▶ _Task instructions_
Report how many lines hold the word "Reactants"; give nothing but the number.

==== Given data

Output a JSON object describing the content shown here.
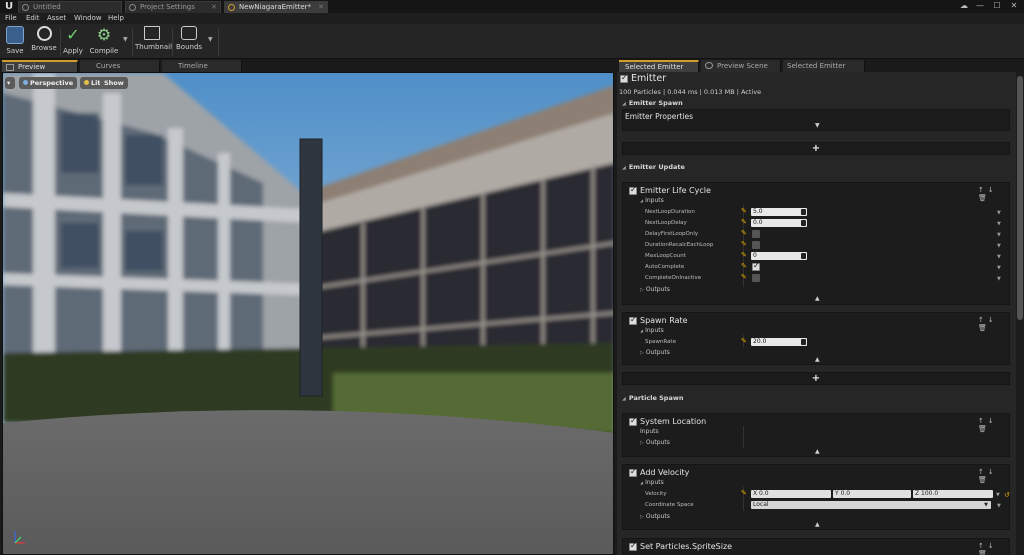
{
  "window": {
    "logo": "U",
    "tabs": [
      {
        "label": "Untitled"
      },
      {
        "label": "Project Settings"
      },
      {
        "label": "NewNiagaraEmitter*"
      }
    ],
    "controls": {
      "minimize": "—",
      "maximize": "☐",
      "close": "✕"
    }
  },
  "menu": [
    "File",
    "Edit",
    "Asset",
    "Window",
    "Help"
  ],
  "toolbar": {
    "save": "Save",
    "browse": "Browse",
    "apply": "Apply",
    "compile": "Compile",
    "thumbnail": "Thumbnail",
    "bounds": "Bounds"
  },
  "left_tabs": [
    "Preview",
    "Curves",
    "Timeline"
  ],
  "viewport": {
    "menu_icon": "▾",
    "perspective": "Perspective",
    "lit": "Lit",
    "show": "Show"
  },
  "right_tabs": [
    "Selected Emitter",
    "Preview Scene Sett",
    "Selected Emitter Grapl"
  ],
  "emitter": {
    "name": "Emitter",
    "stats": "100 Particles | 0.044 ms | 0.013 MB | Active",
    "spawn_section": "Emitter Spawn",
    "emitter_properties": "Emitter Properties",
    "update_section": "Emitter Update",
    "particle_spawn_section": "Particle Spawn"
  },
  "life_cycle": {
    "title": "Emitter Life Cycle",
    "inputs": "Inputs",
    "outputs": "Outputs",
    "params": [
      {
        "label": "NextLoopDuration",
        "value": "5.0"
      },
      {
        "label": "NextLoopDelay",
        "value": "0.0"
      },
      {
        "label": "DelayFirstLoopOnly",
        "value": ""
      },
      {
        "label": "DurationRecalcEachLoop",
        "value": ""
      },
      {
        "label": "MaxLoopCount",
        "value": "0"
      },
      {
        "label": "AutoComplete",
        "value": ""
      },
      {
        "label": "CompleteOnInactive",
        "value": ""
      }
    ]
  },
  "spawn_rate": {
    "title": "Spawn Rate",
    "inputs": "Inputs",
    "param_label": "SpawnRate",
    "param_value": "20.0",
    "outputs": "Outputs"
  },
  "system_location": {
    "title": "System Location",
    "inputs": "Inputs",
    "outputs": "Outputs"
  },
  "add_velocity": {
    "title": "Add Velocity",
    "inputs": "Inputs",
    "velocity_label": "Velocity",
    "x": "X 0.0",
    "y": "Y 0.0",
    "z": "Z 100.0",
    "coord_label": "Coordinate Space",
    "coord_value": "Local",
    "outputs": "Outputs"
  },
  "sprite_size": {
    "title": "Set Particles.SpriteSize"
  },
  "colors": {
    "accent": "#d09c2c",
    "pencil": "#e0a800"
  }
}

========
==== Given data

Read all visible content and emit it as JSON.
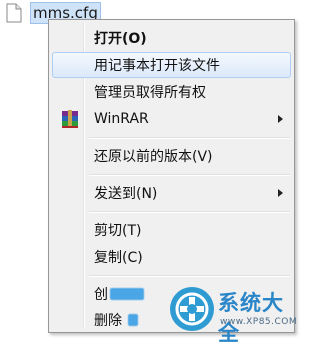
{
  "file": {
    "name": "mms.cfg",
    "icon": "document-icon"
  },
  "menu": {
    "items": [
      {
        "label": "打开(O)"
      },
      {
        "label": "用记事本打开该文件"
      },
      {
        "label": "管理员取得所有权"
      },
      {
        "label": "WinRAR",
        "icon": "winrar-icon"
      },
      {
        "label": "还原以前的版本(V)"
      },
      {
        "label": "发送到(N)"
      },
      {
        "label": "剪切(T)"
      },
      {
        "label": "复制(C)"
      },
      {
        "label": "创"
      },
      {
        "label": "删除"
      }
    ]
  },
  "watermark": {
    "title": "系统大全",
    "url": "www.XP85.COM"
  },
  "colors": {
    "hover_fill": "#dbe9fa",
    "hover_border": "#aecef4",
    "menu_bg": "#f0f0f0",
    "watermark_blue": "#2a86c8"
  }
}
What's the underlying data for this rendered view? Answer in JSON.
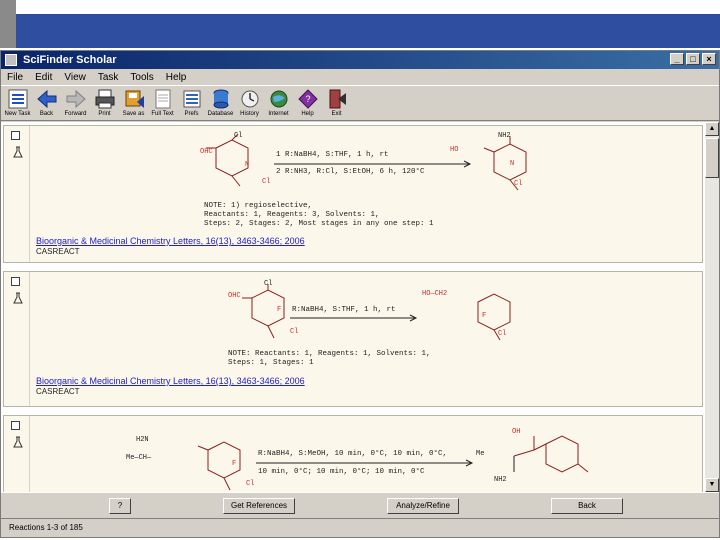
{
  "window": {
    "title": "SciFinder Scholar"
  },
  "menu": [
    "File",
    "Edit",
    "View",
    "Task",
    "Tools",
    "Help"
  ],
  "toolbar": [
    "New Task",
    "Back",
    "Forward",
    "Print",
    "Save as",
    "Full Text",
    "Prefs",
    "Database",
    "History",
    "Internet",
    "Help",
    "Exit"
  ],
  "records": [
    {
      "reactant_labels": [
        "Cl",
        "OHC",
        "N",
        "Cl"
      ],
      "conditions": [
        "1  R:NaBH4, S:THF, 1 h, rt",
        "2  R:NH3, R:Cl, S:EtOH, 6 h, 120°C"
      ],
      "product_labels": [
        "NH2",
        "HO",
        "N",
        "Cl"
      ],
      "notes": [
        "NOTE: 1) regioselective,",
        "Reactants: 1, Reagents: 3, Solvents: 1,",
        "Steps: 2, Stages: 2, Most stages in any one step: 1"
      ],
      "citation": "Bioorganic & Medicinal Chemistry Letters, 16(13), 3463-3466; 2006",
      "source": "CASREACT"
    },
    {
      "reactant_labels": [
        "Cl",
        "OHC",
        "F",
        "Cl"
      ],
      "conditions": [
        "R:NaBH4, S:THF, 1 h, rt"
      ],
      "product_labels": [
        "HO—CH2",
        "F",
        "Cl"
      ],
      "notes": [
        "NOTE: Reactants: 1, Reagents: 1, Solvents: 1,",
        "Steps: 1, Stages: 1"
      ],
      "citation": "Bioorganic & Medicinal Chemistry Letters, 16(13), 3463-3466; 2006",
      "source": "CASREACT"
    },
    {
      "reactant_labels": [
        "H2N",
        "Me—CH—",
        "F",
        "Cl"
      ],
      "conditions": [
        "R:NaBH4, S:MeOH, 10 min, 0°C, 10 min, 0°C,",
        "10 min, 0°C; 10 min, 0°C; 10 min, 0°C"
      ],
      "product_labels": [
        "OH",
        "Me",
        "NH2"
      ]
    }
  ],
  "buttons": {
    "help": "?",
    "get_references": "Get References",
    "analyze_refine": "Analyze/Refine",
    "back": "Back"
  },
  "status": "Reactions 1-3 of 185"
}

========

▶ _Task solution_
2